- [Input for this task]:

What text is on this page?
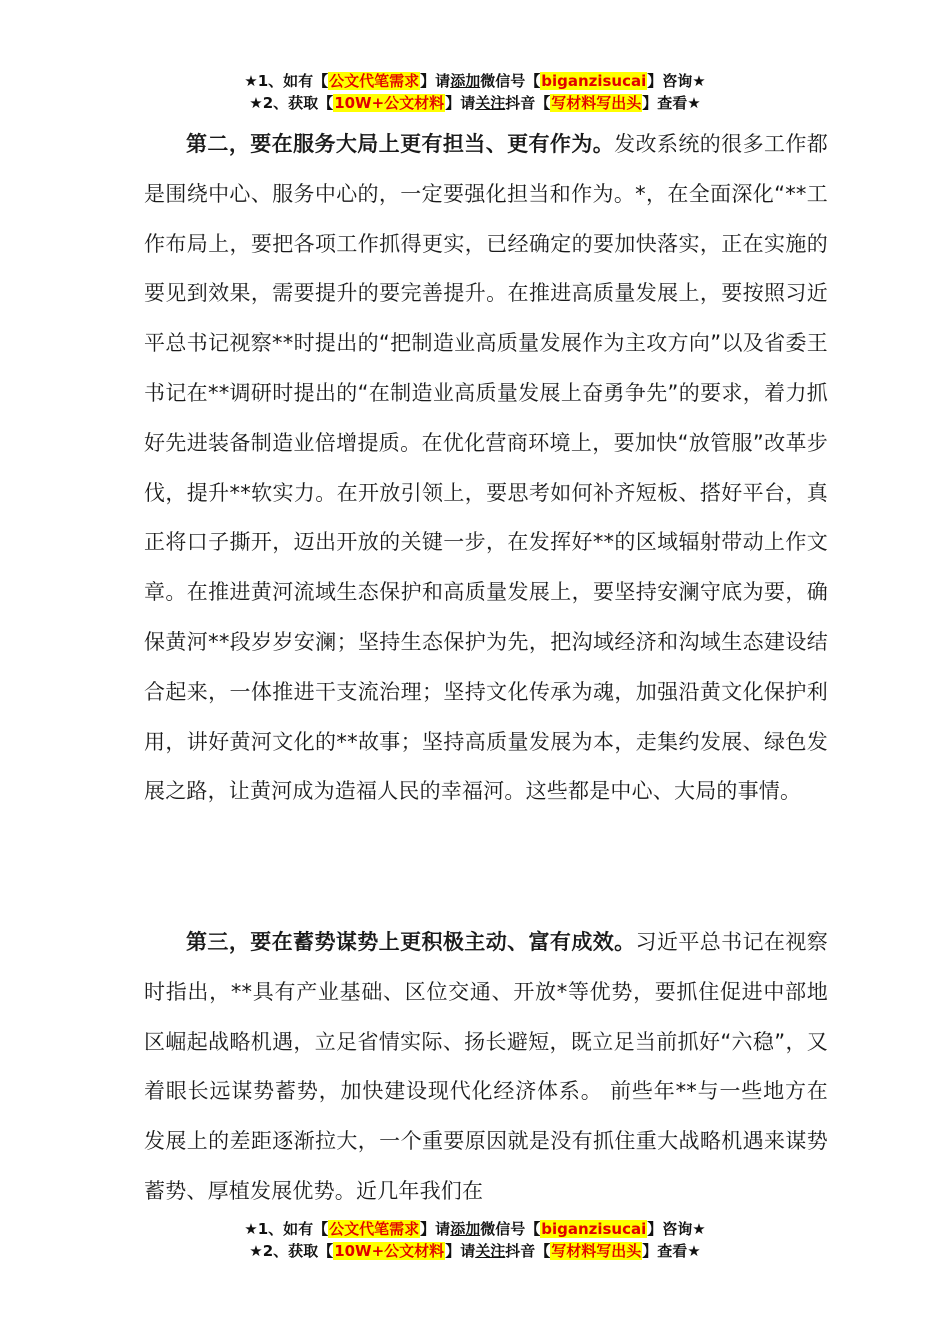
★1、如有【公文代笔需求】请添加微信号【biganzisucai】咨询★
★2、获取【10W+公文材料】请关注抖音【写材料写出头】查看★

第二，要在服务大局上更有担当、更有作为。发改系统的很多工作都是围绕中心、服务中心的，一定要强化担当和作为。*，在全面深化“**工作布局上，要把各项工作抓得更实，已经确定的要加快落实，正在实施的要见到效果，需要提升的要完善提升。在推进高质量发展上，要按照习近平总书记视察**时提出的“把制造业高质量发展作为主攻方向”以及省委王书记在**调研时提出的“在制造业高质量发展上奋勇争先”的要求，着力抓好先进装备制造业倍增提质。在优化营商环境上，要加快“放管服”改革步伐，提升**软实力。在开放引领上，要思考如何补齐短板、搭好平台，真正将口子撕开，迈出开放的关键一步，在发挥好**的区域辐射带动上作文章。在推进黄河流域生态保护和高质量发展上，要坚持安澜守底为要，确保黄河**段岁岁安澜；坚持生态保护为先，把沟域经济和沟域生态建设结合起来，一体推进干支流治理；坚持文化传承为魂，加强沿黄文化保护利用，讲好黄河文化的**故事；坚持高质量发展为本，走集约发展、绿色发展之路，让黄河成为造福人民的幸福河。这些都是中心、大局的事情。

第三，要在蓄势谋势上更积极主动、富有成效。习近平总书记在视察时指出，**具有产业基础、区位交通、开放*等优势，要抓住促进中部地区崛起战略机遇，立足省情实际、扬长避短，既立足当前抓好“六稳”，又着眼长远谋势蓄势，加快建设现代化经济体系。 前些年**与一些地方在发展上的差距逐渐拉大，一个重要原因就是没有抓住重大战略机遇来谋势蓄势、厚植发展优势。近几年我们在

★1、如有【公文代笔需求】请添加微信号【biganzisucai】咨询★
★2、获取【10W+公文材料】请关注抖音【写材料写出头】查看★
==
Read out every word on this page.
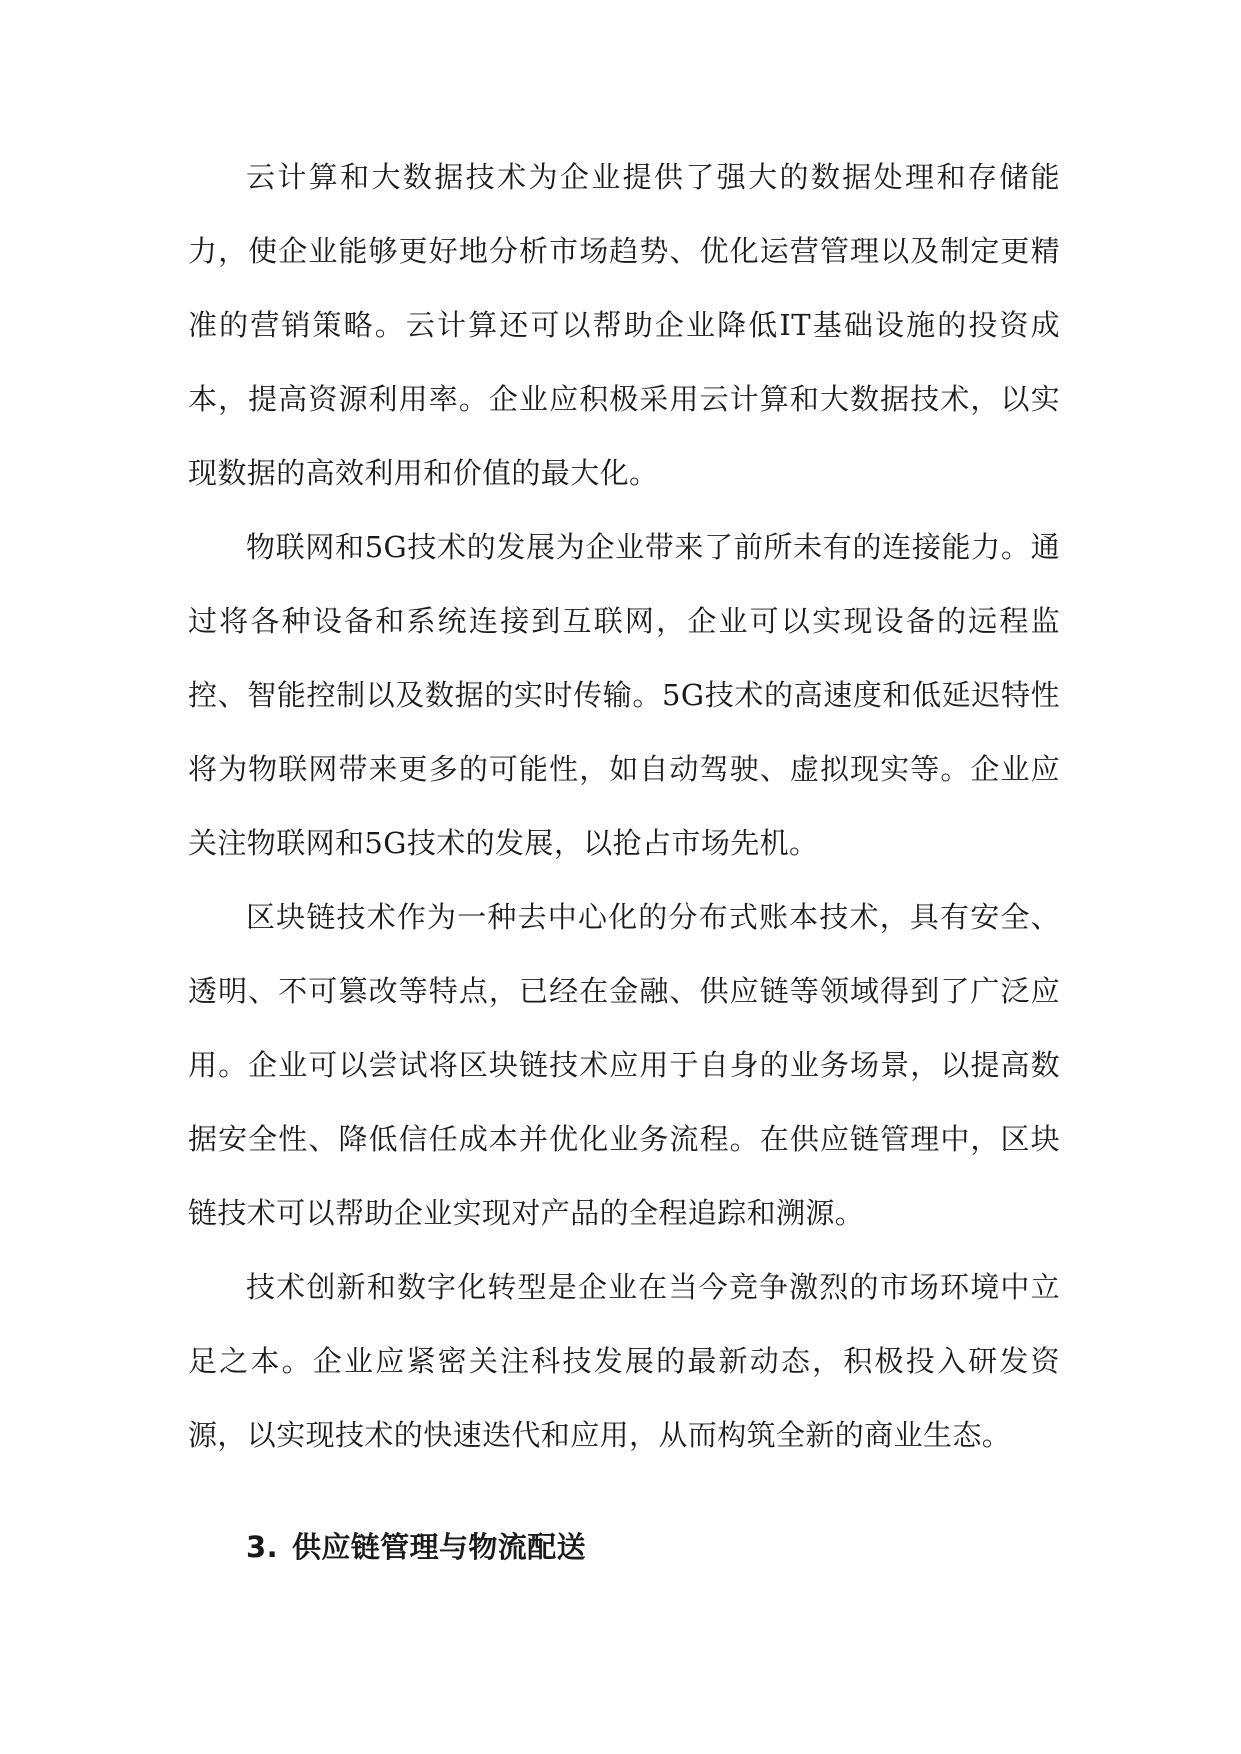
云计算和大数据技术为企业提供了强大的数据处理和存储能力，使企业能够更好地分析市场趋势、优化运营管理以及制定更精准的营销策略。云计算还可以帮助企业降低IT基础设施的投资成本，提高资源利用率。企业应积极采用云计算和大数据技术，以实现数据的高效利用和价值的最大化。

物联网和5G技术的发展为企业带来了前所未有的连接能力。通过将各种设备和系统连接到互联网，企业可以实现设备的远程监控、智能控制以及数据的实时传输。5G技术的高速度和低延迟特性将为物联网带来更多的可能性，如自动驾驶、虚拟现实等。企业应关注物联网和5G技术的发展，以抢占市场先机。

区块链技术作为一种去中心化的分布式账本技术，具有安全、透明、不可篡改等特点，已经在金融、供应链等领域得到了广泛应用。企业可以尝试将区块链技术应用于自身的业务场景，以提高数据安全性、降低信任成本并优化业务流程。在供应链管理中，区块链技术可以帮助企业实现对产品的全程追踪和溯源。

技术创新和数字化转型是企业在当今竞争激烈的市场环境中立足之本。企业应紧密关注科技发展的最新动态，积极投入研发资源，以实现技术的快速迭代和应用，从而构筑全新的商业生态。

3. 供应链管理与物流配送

- [What is expected]: Identify lines with the string "page". Copy each one.

- [Solution to this task]:
What text is on this page?
Read out every word on this page.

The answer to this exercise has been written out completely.